Dataset entries:
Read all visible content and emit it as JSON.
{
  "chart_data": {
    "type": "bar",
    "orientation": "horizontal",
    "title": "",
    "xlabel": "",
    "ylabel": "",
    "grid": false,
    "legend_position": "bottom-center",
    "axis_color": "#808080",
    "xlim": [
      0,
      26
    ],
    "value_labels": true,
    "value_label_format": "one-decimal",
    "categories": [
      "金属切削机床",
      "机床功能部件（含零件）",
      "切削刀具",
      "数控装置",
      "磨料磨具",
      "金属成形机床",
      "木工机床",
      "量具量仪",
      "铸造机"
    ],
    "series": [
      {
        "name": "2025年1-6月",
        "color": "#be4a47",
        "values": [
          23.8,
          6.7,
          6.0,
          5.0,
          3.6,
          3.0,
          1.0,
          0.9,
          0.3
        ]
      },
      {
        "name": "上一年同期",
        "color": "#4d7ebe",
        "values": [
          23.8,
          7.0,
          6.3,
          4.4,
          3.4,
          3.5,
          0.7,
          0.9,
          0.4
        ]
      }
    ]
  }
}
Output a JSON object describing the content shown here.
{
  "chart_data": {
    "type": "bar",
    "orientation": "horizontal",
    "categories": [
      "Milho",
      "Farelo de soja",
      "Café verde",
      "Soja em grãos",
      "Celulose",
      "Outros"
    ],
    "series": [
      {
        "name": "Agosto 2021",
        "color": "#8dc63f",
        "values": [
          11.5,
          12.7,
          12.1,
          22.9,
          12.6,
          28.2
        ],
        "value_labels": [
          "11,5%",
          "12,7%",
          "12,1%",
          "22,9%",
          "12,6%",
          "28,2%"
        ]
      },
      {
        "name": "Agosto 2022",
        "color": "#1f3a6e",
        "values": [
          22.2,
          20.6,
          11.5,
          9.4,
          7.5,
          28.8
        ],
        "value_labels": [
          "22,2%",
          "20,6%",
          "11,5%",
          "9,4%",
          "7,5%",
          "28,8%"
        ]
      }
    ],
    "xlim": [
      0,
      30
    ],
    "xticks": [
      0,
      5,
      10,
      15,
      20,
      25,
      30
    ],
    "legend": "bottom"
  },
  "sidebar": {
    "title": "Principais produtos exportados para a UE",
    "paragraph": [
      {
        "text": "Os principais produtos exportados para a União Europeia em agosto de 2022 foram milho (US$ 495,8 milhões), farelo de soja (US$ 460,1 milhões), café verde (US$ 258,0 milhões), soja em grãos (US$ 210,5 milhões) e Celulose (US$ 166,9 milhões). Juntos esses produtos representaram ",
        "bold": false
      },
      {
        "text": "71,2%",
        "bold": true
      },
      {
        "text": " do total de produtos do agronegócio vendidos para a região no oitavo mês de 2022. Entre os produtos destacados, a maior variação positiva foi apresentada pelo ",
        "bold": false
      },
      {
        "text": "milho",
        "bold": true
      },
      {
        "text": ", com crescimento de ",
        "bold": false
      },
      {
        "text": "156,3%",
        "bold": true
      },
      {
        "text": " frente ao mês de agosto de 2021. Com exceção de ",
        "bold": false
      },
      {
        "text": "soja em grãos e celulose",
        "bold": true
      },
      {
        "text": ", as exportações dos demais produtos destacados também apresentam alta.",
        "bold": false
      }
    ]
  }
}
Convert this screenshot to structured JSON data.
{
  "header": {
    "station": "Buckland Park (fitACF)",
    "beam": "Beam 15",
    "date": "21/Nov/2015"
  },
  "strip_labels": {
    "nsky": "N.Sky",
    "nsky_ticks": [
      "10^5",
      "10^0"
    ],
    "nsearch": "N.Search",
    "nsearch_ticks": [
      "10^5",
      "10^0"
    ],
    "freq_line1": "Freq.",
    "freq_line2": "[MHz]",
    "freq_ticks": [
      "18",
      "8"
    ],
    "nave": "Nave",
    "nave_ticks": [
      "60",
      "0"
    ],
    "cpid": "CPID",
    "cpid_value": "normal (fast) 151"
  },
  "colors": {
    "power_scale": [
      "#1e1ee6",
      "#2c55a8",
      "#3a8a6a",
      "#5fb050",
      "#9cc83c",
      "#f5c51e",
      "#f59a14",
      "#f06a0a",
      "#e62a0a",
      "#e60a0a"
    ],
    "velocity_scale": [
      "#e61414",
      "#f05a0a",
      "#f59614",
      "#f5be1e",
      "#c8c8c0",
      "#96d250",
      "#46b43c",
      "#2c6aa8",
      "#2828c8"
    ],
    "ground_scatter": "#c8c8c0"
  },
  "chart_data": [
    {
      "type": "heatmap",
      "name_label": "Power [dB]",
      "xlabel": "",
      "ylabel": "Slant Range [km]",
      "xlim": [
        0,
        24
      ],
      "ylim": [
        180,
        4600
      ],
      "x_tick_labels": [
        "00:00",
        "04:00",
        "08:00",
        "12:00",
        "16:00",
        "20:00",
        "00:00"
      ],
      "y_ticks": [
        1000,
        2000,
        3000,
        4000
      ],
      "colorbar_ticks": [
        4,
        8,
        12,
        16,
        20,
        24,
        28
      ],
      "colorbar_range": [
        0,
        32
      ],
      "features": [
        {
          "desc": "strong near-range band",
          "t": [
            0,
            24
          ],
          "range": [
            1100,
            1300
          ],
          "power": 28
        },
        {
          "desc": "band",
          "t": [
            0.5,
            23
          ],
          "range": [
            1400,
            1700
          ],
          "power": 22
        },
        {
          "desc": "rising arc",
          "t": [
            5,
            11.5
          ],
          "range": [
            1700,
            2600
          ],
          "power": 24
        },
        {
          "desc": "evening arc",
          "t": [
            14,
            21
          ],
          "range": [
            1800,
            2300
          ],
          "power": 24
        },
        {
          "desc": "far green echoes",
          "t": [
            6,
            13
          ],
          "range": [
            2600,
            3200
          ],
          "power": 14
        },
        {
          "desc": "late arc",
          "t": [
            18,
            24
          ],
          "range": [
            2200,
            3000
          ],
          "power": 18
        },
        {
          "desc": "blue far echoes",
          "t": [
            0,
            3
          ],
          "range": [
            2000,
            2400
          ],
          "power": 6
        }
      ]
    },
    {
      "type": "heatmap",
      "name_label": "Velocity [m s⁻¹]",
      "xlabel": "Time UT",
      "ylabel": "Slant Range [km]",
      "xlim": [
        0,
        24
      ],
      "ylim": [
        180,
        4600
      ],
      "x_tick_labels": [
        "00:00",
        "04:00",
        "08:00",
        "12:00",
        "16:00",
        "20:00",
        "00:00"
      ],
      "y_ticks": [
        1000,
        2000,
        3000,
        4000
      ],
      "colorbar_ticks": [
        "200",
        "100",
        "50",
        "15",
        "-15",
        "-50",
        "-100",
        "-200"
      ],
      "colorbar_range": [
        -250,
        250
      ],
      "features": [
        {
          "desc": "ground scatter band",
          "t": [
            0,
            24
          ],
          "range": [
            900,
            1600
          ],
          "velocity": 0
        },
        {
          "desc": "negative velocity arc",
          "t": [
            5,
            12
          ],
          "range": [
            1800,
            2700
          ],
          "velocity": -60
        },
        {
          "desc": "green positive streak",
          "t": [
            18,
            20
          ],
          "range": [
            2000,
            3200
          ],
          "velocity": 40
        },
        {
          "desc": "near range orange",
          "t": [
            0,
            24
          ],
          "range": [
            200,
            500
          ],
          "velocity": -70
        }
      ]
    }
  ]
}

→ Exercise description: Write out the entire listing exactly.

→ Finished answer:
Read all visible content and emit it as JSON.
{
  "chart_data": {
    "type": "bar",
    "orientation": "horizontal",
    "title": "",
    "xlabel": "",
    "ylabel": "",
    "grid": false,
    "legend_position": "bottom-center",
    "axis_color": "#808080",
    "xlim": [
      0,
      26
    ],
    "value_labels": true,
    "value_label_format": "one-decimal",
    "categories": [
      "金属切削机床",
      "机床功能部件（含零件）",
      "切削刀具",
      "数控装置",
      "磨料磨具",
      "金属成形机床",
      "木工机床",
      "量具量仪",
      "铸造机"
    ],
    "series": [
      {
        "name": "2025年1-6月",
        "color": "#be4a47",
        "values": [
          23.8,
          6.7,
          6.0,
          5.0,
          3.6,
          3.0,
          1.0,
          0.9,
          0.3
        ]
      },
      {
        "name": "上一年同期",
        "color": "#4d7ebe",
        "values": [
          23.8,
          7.0,
          6.3,
          4.4,
          3.4,
          3.5,
          0.7,
          0.9,
          0.4
        ]
      }
    ]
  }
}
Output a JSON object describing the content shown here.
{
  "chart_data": {
    "type": "bar",
    "orientation": "horizontal",
    "categories": [
      "Milho",
      "Farelo de soja",
      "Café verde",
      "Soja em grãos",
      "Celulose",
      "Outros"
    ],
    "series": [
      {
        "name": "Agosto 2021",
        "color": "#8dc63f",
        "values": [
          11.5,
          12.7,
          12.1,
          22.9,
          12.6,
          28.2
        ],
        "value_labels": [
          "11,5%",
          "12,7%",
          "12,1%",
          "22,9%",
          "12,6%",
          "28,2%"
        ]
      },
      {
        "name": "Agosto 2022",
        "color": "#1f3a6e",
        "values": [
          22.2,
          20.6,
          11.5,
          9.4,
          7.5,
          28.8
        ],
        "value_labels": [
          "22,2%",
          "20,6%",
          "11,5%",
          "9,4%",
          "7,5%",
          "28,8%"
        ]
      }
    ],
    "xlim": [
      0,
      30
    ],
    "xticks": [
      0,
      5,
      10,
      15,
      20,
      25,
      30
    ],
    "legend": "bottom"
  },
  "sidebar": {
    "title": "Principais produtos exportados para a UE",
    "paragraph": [
      {
        "text": "Os principais produtos exportados para a União Europeia em agosto de 2022 foram milho (US$ 495,8 milhões), farelo de soja (US$ 460,1 milhões), café verde (US$ 258,0 milhões), soja em grãos (US$ 210,5 milhões) e Celulose (US$ 166,9 milhões). Juntos esses produtos representaram ",
        "bold": false
      },
      {
        "text": "71,2%",
        "bold": true
      },
      {
        "text": " do total de produtos do agronegócio vendidos para a região no oitavo mês de 2022. Entre os produtos destacados, a maior variação positiva foi apresentada pelo ",
        "bold": false
      },
      {
        "text": "milho",
        "bold": true
      },
      {
        "text": ", com crescimento de ",
        "bold": false
      },
      {
        "text": "156,3%",
        "bold": true
      },
      {
        "text": " frente ao mês de agosto de 2021. Com exceção de ",
        "bold": false
      },
      {
        "text": "soja em grãos e celulose",
        "bold": true
      },
      {
        "text": ", as exportações dos demais produtos destacados também apresentam alta.",
        "bold": false
      }
    ]
  }
}
Convert this screenshot to structured JSON data.
{
  "header": {
    "station": "Buckland Park (fitACF)",
    "beam": "Beam 15",
    "date": "21/Nov/2015"
  },
  "strip_labels": {
    "nsky": "N.Sky",
    "nsky_ticks": [
      "10^5",
      "10^0"
    ],
    "nsearch": "N.Search",
    "nsearch_ticks": [
      "10^5",
      "10^0"
    ],
    "freq_line1": "Freq.",
    "freq_line2": "[MHz]",
    "freq_ticks": [
      "18",
      "8"
    ],
    "nave": "Nave",
    "nave_ticks": [
      "60",
      "0"
    ],
    "cpid": "CPID",
    "cpid_value": "normal (fast) 151"
  },
  "colors": {
    "power_scale": [
      "#1e1ee6",
      "#2c55a8",
      "#3a8a6a",
      "#5fb050",
      "#9cc83c",
      "#f5c51e",
      "#f59a14",
      "#f06a0a",
      "#e62a0a",
      "#e60a0a"
    ],
    "velocity_scale": [
      "#e61414",
      "#f05a0a",
      "#f59614",
      "#f5be1e",
      "#c8c8c0",
      "#96d250",
      "#46b43c",
      "#2c6aa8",
      "#2828c8"
    ],
    "ground_scatter": "#c8c8c0"
  },
  "chart_data": [
    {
      "type": "heatmap",
      "name_label": "Power [dB]",
      "xlabel": "",
      "ylabel": "Slant Range [km]",
      "xlim": [
        0,
        24
      ],
      "ylim": [
        180,
        4600
      ],
      "x_tick_labels": [
        "00:00",
        "04:00",
        "08:00",
        "12:00",
        "16:00",
        "20:00",
        "00:00"
      ],
      "y_ticks": [
        1000,
        2000,
        3000,
        4000
      ],
      "colorbar_ticks": [
        4,
        8,
        12,
        16,
        20,
        24,
        28
      ],
      "colorbar_range": [
        0,
        32
      ],
      "features": [
        {
          "desc": "strong near-range band",
          "t": [
            0,
            24
          ],
          "range": [
            1100,
            1300
          ],
          "power": 28
        },
        {
          "desc": "band",
          "t": [
            0.5,
            23
          ],
          "range": [
            1400,
            1700
          ],
          "power": 22
        },
        {
          "desc": "rising arc",
          "t": [
            5,
            11.5
          ],
          "range": [
            1700,
            2600
          ],
          "power": 24
        },
        {
          "desc": "evening arc",
          "t": [
            14,
            21
          ],
          "range": [
            1800,
            2300
          ],
          "power": 24
        },
        {
          "desc": "far green echoes",
          "t": [
            6,
            13
          ],
          "range": [
            2600,
            3200
          ],
          "power": 14
        },
        {
          "desc": "late arc",
          "t": [
            18,
            24
          ],
          "range": [
            2200,
            3000
          ],
          "power": 18
        },
        {
          "desc": "blue far echoes",
          "t": [
            0,
            3
          ],
          "range": [
            2000,
            2400
          ],
          "power": 6
        }
      ]
    },
    {
      "type": "heatmap",
      "name_label": "Velocity [m s⁻¹]",
      "xlabel": "Time UT",
      "ylabel": "Slant Range [km]",
      "xlim": [
        0,
        24
      ],
      "ylim": [
        180,
        4600
      ],
      "x_tick_labels": [
        "00:00",
        "04:00",
        "08:00",
        "12:00",
        "16:00",
        "20:00",
        "00:00"
      ],
      "y_ticks": [
        1000,
        2000,
        3000,
        4000
      ],
      "colorbar_ticks": [
        "200",
        "100",
        "50",
        "15",
        "-15",
        "-50",
        "-100",
        "-200"
      ],
      "colorbar_range": [
        -250,
        250
      ],
      "features": [
        {
          "desc": "ground scatter band",
          "t": [
            0,
            24
          ],
          "range": [
            900,
            1600
          ],
          "velocity": 0
        },
        {
          "desc": "negative velocity arc",
          "t": [
            5,
            12
          ],
          "range": [
            1800,
            2700
          ],
          "velocity": -60
        },
        {
          "desc": "green positive streak",
          "t": [
            18,
            20
          ],
          "range": [
            2000,
            3200
          ],
          "velocity": 40
        },
        {
          "desc": "near range orange",
          "t": [
            0,
            24
          ],
          "range": [
            200,
            500
          ],
          "velocity": -70
        }
      ]
    }
  ]
}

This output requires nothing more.